• **REQUIRED WORK**: Return the complete listing that follows, with each line reproduced exactly.
──────── ENTRIES PROVIDED ────────
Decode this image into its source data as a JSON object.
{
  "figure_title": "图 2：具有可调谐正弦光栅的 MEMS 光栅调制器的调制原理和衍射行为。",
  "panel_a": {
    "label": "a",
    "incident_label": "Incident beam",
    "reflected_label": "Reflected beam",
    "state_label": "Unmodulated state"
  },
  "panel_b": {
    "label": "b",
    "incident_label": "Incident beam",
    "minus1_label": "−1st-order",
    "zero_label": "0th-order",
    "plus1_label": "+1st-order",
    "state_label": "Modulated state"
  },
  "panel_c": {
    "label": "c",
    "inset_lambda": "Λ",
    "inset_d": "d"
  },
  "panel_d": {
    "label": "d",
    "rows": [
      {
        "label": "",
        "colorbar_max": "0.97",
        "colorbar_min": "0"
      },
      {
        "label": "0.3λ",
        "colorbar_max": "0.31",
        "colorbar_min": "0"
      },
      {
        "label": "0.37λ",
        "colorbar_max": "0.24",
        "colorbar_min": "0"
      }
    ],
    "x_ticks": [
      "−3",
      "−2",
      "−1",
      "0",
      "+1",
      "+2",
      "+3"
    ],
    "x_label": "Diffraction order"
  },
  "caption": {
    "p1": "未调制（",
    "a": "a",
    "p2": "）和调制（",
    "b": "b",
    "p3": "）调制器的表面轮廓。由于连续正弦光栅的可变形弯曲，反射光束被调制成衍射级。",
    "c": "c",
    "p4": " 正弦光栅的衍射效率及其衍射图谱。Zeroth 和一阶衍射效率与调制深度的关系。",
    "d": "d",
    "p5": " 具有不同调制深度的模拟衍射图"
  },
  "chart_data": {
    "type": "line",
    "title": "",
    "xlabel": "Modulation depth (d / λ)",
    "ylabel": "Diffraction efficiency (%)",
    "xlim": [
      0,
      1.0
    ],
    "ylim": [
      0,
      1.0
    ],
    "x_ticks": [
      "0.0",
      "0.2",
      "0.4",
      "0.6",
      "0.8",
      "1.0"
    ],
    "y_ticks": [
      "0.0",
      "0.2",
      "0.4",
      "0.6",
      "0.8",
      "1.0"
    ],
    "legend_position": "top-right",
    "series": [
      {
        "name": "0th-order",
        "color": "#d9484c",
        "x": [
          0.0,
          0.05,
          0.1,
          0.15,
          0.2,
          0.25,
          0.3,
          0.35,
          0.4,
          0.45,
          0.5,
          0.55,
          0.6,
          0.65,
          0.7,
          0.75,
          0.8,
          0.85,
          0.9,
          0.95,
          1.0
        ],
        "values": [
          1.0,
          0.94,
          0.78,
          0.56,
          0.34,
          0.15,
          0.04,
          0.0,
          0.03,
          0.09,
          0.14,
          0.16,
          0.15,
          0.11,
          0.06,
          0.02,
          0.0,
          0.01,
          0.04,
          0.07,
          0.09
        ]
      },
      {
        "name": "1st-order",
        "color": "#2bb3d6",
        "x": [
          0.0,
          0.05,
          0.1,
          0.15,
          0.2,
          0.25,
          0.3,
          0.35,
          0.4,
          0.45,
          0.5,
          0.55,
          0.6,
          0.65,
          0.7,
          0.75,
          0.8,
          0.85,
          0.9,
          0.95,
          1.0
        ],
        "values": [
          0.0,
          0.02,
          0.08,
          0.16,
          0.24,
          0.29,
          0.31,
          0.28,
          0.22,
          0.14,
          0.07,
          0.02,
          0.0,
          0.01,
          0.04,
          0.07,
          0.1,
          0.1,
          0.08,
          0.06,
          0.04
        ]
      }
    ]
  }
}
────────
• **SOLUTION TO THE PROBLEM**:
Decode this image into its source data as a JSON object.
{
  "figure_title": "图 2：具有可调谐正弦光栅的 MEMS 光栅调制器的调制原理和衍射行为。",
  "panel_a": {
    "label": "a",
    "incident_label": "Incident beam",
    "reflected_label": "Reflected beam",
    "state_label": "Unmodulated state"
  },
  "panel_b": {
    "label": "b",
    "incident_label": "Incident beam",
    "minus1_label": "−1st-order",
    "zero_label": "0th-order",
    "plus1_label": "+1st-order",
    "state_label": "Modulated state"
  },
  "panel_c": {
    "label": "c",
    "inset_lambda": "Λ",
    "inset_d": "d"
  },
  "panel_d": {
    "label": "d",
    "rows": [
      {
        "label": "",
        "colorbar_max": "0.97",
        "colorbar_min": "0"
      },
      {
        "label": "0.3λ",
        "colorbar_max": "0.31",
        "colorbar_min": "0"
      },
      {
        "label": "0.37λ",
        "colorbar_max": "0.24",
        "colorbar_min": "0"
      }
    ],
    "x_ticks": [
      "−3",
      "−2",
      "−1",
      "0",
      "+1",
      "+2",
      "+3"
    ],
    "x_label": "Diffraction order"
  },
  "caption": {
    "p1": "未调制（",
    "a": "a",
    "p2": "）和调制（",
    "b": "b",
    "p3": "）调制器的表面轮廓。由于连续正弦光栅的可变形弯曲，反射光束被调制成衍射级。",
    "c": "c",
    "p4": " 正弦光栅的衍射效率及其衍射图谱。Zeroth 和一阶衍射效率与调制深度的关系。",
    "d": "d",
    "p5": " 具有不同调制深度的模拟衍射图"
  },
  "chart_data": {
    "type": "line",
    "title": "",
    "xlabel": "Modulation depth (d / λ)",
    "ylabel": "Diffraction efficiency (%)",
    "xlim": [
      0,
      1.0
    ],
    "ylim": [
      0,
      1.0
    ],
    "x_ticks": [
      "0.0",
      "0.2",
      "0.4",
      "0.6",
      "0.8",
      "1.0"
    ],
    "y_ticks": [
      "0.0",
      "0.2",
      "0.4",
      "0.6",
      "0.8",
      "1.0"
    ],
    "legend_position": "top-right",
    "series": [
      {
        "name": "0th-order",
        "color": "#d9484c",
        "x": [
          0.0,
          0.05,
          0.1,
          0.15,
          0.2,
          0.25,
          0.3,
          0.35,
          0.4,
          0.45,
          0.5,
          0.55,
          0.6,
          0.65,
          0.7,
          0.75,
          0.8,
          0.85,
          0.9,
          0.95,
          1.0
        ],
        "values": [
          1.0,
          0.94,
          0.78,
          0.56,
          0.34,
          0.15,
          0.04,
          0.0,
          0.03,
          0.09,
          0.14,
          0.16,
          0.15,
          0.11,
          0.06,
          0.02,
          0.0,
          0.01,
          0.04,
          0.07,
          0.09
        ]
      },
      {
        "name": "1st-order",
        "color": "#2bb3d6",
        "x": [
          0.0,
          0.05,
          0.1,
          0.15,
          0.2,
          0.25,
          0.3,
          0.35,
          0.4,
          0.45,
          0.5,
          0.55,
          0.6,
          0.65,
          0.7,
          0.75,
          0.8,
          0.85,
          0.9,
          0.95,
          1.0
        ],
        "values": [
          0.0,
          0.02,
          0.08,
          0.16,
          0.24,
          0.29,
          0.31,
          0.28,
          0.22,
          0.14,
          0.07,
          0.02,
          0.0,
          0.01,
          0.04,
          0.07,
          0.1,
          0.1,
          0.08,
          0.06,
          0.04
        ]
      }
    ]
  }
}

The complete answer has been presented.